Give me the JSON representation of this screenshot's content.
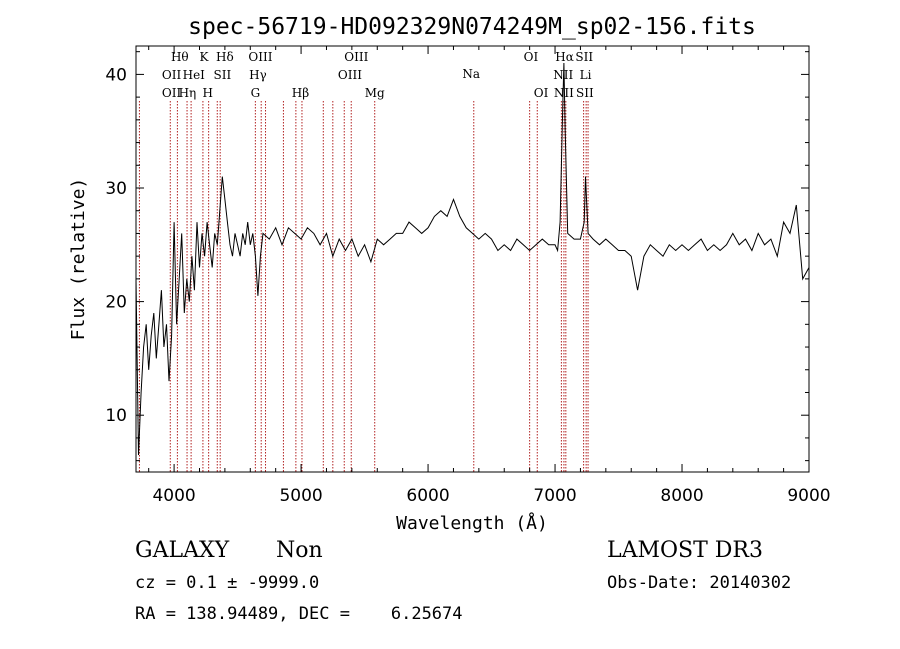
{
  "chart_data": {
    "type": "line",
    "title": "spec-56719-HD092329N074249M_sp02-156.fits",
    "xlabel": "Wavelength (Å)",
    "ylabel": "Flux (relative)",
    "xlim": [
      3700,
      9000
    ],
    "ylim": [
      5,
      42.5
    ],
    "xticks": [
      4000,
      5000,
      6000,
      7000,
      8000,
      9000
    ],
    "yticks": [
      10,
      20,
      30,
      40
    ],
    "grid": false,
    "line_color": "#000000",
    "marker_color": "#b22222",
    "series": [
      {
        "x": [
          3700,
          3720,
          3740,
          3760,
          3780,
          3800,
          3820,
          3840,
          3860,
          3880,
          3900,
          3920,
          3940,
          3960,
          3980,
          4000,
          4020,
          4040,
          4060,
          4080,
          4100,
          4120,
          4140,
          4160,
          4180,
          4200,
          4220,
          4240,
          4260,
          4280,
          4300,
          4320,
          4340,
          4360,
          4380,
          4400,
          4420,
          4440,
          4460,
          4480,
          4500,
          4520,
          4540,
          4560,
          4580,
          4600,
          4620,
          4640,
          4660,
          4680,
          4700,
          4750,
          4800,
          4850,
          4900,
          4950,
          5000,
          5050,
          5100,
          5150,
          5200,
          5250,
          5300,
          5350,
          5400,
          5450,
          5500,
          5550,
          5600,
          5650,
          5700,
          5750,
          5800,
          5850,
          5900,
          5950,
          6000,
          6050,
          6100,
          6150,
          6200,
          6250,
          6300,
          6350,
          6400,
          6450,
          6500,
          6550,
          6600,
          6650,
          6700,
          6750,
          6800,
          6850,
          6900,
          6950,
          7000,
          7020,
          7040,
          7060,
          7070,
          7080,
          7100,
          7150,
          7200,
          7230,
          7240,
          7260,
          7300,
          7350,
          7400,
          7450,
          7500,
          7550,
          7600,
          7650,
          7700,
          7750,
          7800,
          7850,
          7900,
          7950,
          8000,
          8050,
          8100,
          8150,
          8200,
          8250,
          8300,
          8350,
          8400,
          8450,
          8500,
          8550,
          8600,
          8650,
          8700,
          8750,
          8800,
          8850,
          8900,
          8950,
          9000
        ],
        "y": [
          22,
          6.5,
          12,
          16,
          18,
          14,
          17,
          19,
          15,
          18,
          21,
          16,
          18,
          13,
          17,
          27,
          18,
          22,
          26,
          19,
          22,
          20,
          24,
          21,
          27,
          23,
          26,
          24,
          27,
          25,
          23,
          26,
          25,
          28,
          31,
          29,
          27,
          25,
          24,
          26,
          25,
          24,
          26,
          25,
          27,
          25,
          26,
          24,
          20.5,
          24,
          26,
          25.5,
          26.5,
          25,
          26.5,
          26,
          25.5,
          26.5,
          26,
          25,
          26,
          24,
          25.5,
          24.5,
          25.5,
          24,
          25,
          23.5,
          25.5,
          25,
          25.5,
          26,
          26,
          27,
          26.5,
          26,
          26.5,
          27.5,
          28,
          27.5,
          29,
          27.5,
          26.5,
          26,
          25.5,
          26,
          25.5,
          24.5,
          25,
          24.5,
          25.5,
          25,
          24.5,
          25,
          25.5,
          25,
          25,
          24.5,
          27,
          37,
          41,
          35,
          26,
          25.5,
          25.5,
          27,
          31,
          26,
          25.5,
          25,
          25.5,
          25,
          24.5,
          24.5,
          24,
          21,
          24,
          25,
          24.5,
          24,
          25,
          24.5,
          25,
          24.5,
          25,
          25.5,
          24.5,
          25,
          24.5,
          25,
          26,
          25,
          25.5,
          24.5,
          26,
          25,
          25.5,
          24,
          27,
          26,
          28.5,
          22,
          23
        ]
      }
    ],
    "lines": [
      {
        "wl": 3727,
        "labels": []
      },
      {
        "wl": 3970,
        "labels": []
      },
      {
        "wl": 4026,
        "labels": []
      },
      {
        "wl": 4102,
        "labels": []
      },
      {
        "wl": 4134,
        "labels": []
      },
      {
        "wl": 4227,
        "labels": []
      },
      {
        "wl": 4272,
        "labels": []
      },
      {
        "wl": 4340,
        "labels": []
      },
      {
        "wl": 4363,
        "labels": []
      },
      {
        "wl": 4640,
        "labels": []
      },
      {
        "wl": 4686,
        "labels": []
      },
      {
        "wl": 4720,
        "labels": []
      },
      {
        "wl": 4861,
        "labels": []
      },
      {
        "wl": 4959,
        "labels": []
      },
      {
        "wl": 5007,
        "labels": []
      },
      {
        "wl": 5175,
        "labels": []
      },
      {
        "wl": 5250,
        "labels": []
      },
      {
        "wl": 5340,
        "labels": []
      },
      {
        "wl": 5395,
        "labels": []
      },
      {
        "wl": 5580,
        "labels": []
      },
      {
        "wl": 6360,
        "labels": []
      },
      {
        "wl": 6800,
        "labels": []
      },
      {
        "wl": 6860,
        "labels": []
      },
      {
        "wl": 7050,
        "labels": []
      },
      {
        "wl": 7070,
        "labels": []
      },
      {
        "wl": 7085,
        "labels": []
      },
      {
        "wl": 7225,
        "labels": []
      },
      {
        "wl": 7245,
        "labels": []
      },
      {
        "wl": 7260,
        "labels": []
      }
    ],
    "line_labels": [
      {
        "text": "Hθ",
        "wl": 4045,
        "row": 0
      },
      {
        "text": "K",
        "wl": 4235,
        "row": 0
      },
      {
        "text": "Hδ",
        "wl": 4400,
        "row": 0
      },
      {
        "text": "OIII",
        "wl": 4680,
        "row": 0
      },
      {
        "text": "OIII",
        "wl": 5435,
        "row": 0
      },
      {
        "text": "OI",
        "wl": 6810,
        "row": 0
      },
      {
        "text": "Hα",
        "wl": 7075,
        "row": 0
      },
      {
        "text": "SII",
        "wl": 7230,
        "row": 0
      },
      {
        "text": "OII",
        "wl": 3980,
        "row": 1
      },
      {
        "text": "HeI",
        "wl": 4155,
        "row": 1
      },
      {
        "text": "SII",
        "wl": 4380,
        "row": 1
      },
      {
        "text": "Hγ",
        "wl": 4660,
        "row": 1
      },
      {
        "text": "OIII",
        "wl": 5385,
        "row": 1
      },
      {
        "text": "Na",
        "wl": 6340,
        "row": 1.5
      },
      {
        "text": "NII",
        "wl": 7065,
        "row": 1
      },
      {
        "text": "Li",
        "wl": 7240,
        "row": 1
      },
      {
        "text": "OII",
        "wl": 3980,
        "row": 2
      },
      {
        "text": "Hη",
        "wl": 4105,
        "row": 2
      },
      {
        "text": "H",
        "wl": 4265,
        "row": 2
      },
      {
        "text": "G",
        "wl": 4640,
        "row": 2
      },
      {
        "text": "Hβ",
        "wl": 4995,
        "row": 2
      },
      {
        "text": "Mg",
        "wl": 5580,
        "row": 2
      },
      {
        "text": "OI",
        "wl": 6890,
        "row": 2
      },
      {
        "text": "NII",
        "wl": 7070,
        "row": 2
      },
      {
        "text": "SII",
        "wl": 7235,
        "row": 2
      }
    ]
  },
  "info": {
    "class_left": "GALAXY",
    "class_right": "Non",
    "survey": "LAMOST DR3",
    "cz": "cz = 0.1 ± -9999.0",
    "obs_date": "Obs-Date: 20140302",
    "radec": "RA = 138.94489, DEC =    6.25674"
  }
}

**Goal:**
Drop the images and quote the entries word for word.

**Solution to the problem:**
Give me the JSON representation of this screenshot's content.
{
  "chart_data": {
    "type": "line",
    "title": "spec-56719-HD092329N074249M_sp02-156.fits",
    "xlabel": "Wavelength (Å)",
    "ylabel": "Flux (relative)",
    "xlim": [
      3700,
      9000
    ],
    "ylim": [
      5,
      42.5
    ],
    "xticks": [
      4000,
      5000,
      6000,
      7000,
      8000,
      9000
    ],
    "yticks": [
      10,
      20,
      30,
      40
    ],
    "grid": false,
    "line_color": "#000000",
    "marker_color": "#b22222",
    "series": [
      {
        "x": [
          3700,
          3720,
          3740,
          3760,
          3780,
          3800,
          3820,
          3840,
          3860,
          3880,
          3900,
          3920,
          3940,
          3960,
          3980,
          4000,
          4020,
          4040,
          4060,
          4080,
          4100,
          4120,
          4140,
          4160,
          4180,
          4200,
          4220,
          4240,
          4260,
          4280,
          4300,
          4320,
          4340,
          4360,
          4380,
          4400,
          4420,
          4440,
          4460,
          4480,
          4500,
          4520,
          4540,
          4560,
          4580,
          4600,
          4620,
          4640,
          4660,
          4680,
          4700,
          4750,
          4800,
          4850,
          4900,
          4950,
          5000,
          5050,
          5100,
          5150,
          5200,
          5250,
          5300,
          5350,
          5400,
          5450,
          5500,
          5550,
          5600,
          5650,
          5700,
          5750,
          5800,
          5850,
          5900,
          5950,
          6000,
          6050,
          6100,
          6150,
          6200,
          6250,
          6300,
          6350,
          6400,
          6450,
          6500,
          6550,
          6600,
          6650,
          6700,
          6750,
          6800,
          6850,
          6900,
          6950,
          7000,
          7020,
          7040,
          7060,
          7070,
          7080,
          7100,
          7150,
          7200,
          7230,
          7240,
          7260,
          7300,
          7350,
          7400,
          7450,
          7500,
          7550,
          7600,
          7650,
          7700,
          7750,
          7800,
          7850,
          7900,
          7950,
          8000,
          8050,
          8100,
          8150,
          8200,
          8250,
          8300,
          8350,
          8400,
          8450,
          8500,
          8550,
          8600,
          8650,
          8700,
          8750,
          8800,
          8850,
          8900,
          8950,
          9000
        ],
        "y": [
          22,
          6.5,
          12,
          16,
          18,
          14,
          17,
          19,
          15,
          18,
          21,
          16,
          18,
          13,
          17,
          27,
          18,
          22,
          26,
          19,
          22,
          20,
          24,
          21,
          27,
          23,
          26,
          24,
          27,
          25,
          23,
          26,
          25,
          28,
          31,
          29,
          27,
          25,
          24,
          26,
          25,
          24,
          26,
          25,
          27,
          25,
          26,
          24,
          20.5,
          24,
          26,
          25.5,
          26.5,
          25,
          26.5,
          26,
          25.5,
          26.5,
          26,
          25,
          26,
          24,
          25.5,
          24.5,
          25.5,
          24,
          25,
          23.5,
          25.5,
          25,
          25.5,
          26,
          26,
          27,
          26.5,
          26,
          26.5,
          27.5,
          28,
          27.5,
          29,
          27.5,
          26.5,
          26,
          25.5,
          26,
          25.5,
          24.5,
          25,
          24.5,
          25.5,
          25,
          24.5,
          25,
          25.5,
          25,
          25,
          24.5,
          27,
          37,
          41,
          35,
          26,
          25.5,
          25.5,
          27,
          31,
          26,
          25.5,
          25,
          25.5,
          25,
          24.5,
          24.5,
          24,
          21,
          24,
          25,
          24.5,
          24,
          25,
          24.5,
          25,
          24.5,
          25,
          25.5,
          24.5,
          25,
          24.5,
          25,
          26,
          25,
          25.5,
          24.5,
          26,
          25,
          25.5,
          24,
          27,
          26,
          28.5,
          22,
          23
        ]
      }
    ],
    "lines": [
      {
        "wl": 3727,
        "labels": []
      },
      {
        "wl": 3970,
        "labels": []
      },
      {
        "wl": 4026,
        "labels": []
      },
      {
        "wl": 4102,
        "labels": []
      },
      {
        "wl": 4134,
        "labels": []
      },
      {
        "wl": 4227,
        "labels": []
      },
      {
        "wl": 4272,
        "labels": []
      },
      {
        "wl": 4340,
        "labels": []
      },
      {
        "wl": 4363,
        "labels": []
      },
      {
        "wl": 4640,
        "labels": []
      },
      {
        "wl": 4686,
        "labels": []
      },
      {
        "wl": 4720,
        "labels": []
      },
      {
        "wl": 4861,
        "labels": []
      },
      {
        "wl": 4959,
        "labels": []
      },
      {
        "wl": 5007,
        "labels": []
      },
      {
        "wl": 5175,
        "labels": []
      },
      {
        "wl": 5250,
        "labels": []
      },
      {
        "wl": 5340,
        "labels": []
      },
      {
        "wl": 5395,
        "labels": []
      },
      {
        "wl": 5580,
        "labels": []
      },
      {
        "wl": 6360,
        "labels": []
      },
      {
        "wl": 6800,
        "labels": []
      },
      {
        "wl": 6860,
        "labels": []
      },
      {
        "wl": 7050,
        "labels": []
      },
      {
        "wl": 7070,
        "labels": []
      },
      {
        "wl": 7085,
        "labels": []
      },
      {
        "wl": 7225,
        "labels": []
      },
      {
        "wl": 7245,
        "labels": []
      },
      {
        "wl": 7260,
        "labels": []
      }
    ],
    "line_labels": [
      {
        "text": "Hθ",
        "wl": 4045,
        "row": 0
      },
      {
        "text": "K",
        "wl": 4235,
        "row": 0
      },
      {
        "text": "Hδ",
        "wl": 4400,
        "row": 0
      },
      {
        "text": "OIII",
        "wl": 4680,
        "row": 0
      },
      {
        "text": "OIII",
        "wl": 5435,
        "row": 0
      },
      {
        "text": "OI",
        "wl": 6810,
        "row": 0
      },
      {
        "text": "Hα",
        "wl": 7075,
        "row": 0
      },
      {
        "text": "SII",
        "wl": 7230,
        "row": 0
      },
      {
        "text": "OII",
        "wl": 3980,
        "row": 1
      },
      {
        "text": "HeI",
        "wl": 4155,
        "row": 1
      },
      {
        "text": "SII",
        "wl": 4380,
        "row": 1
      },
      {
        "text": "Hγ",
        "wl": 4660,
        "row": 1
      },
      {
        "text": "OIII",
        "wl": 5385,
        "row": 1
      },
      {
        "text": "Na",
        "wl": 6340,
        "row": 1.5
      },
      {
        "text": "NII",
        "wl": 7065,
        "row": 1
      },
      {
        "text": "Li",
        "wl": 7240,
        "row": 1
      },
      {
        "text": "OII",
        "wl": 3980,
        "row": 2
      },
      {
        "text": "Hη",
        "wl": 4105,
        "row": 2
      },
      {
        "text": "H",
        "wl": 4265,
        "row": 2
      },
      {
        "text": "G",
        "wl": 4640,
        "row": 2
      },
      {
        "text": "Hβ",
        "wl": 4995,
        "row": 2
      },
      {
        "text": "Mg",
        "wl": 5580,
        "row": 2
      },
      {
        "text": "OI",
        "wl": 6890,
        "row": 2
      },
      {
        "text": "NII",
        "wl": 7070,
        "row": 2
      },
      {
        "text": "SII",
        "wl": 7235,
        "row": 2
      }
    ]
  },
  "info": {
    "class_left": "GALAXY",
    "class_right": "Non",
    "survey": "LAMOST DR3",
    "cz": "cz = 0.1 ± -9999.0",
    "obs_date": "Obs-Date: 20140302",
    "radec": "RA = 138.94489, DEC =    6.25674"
  }
}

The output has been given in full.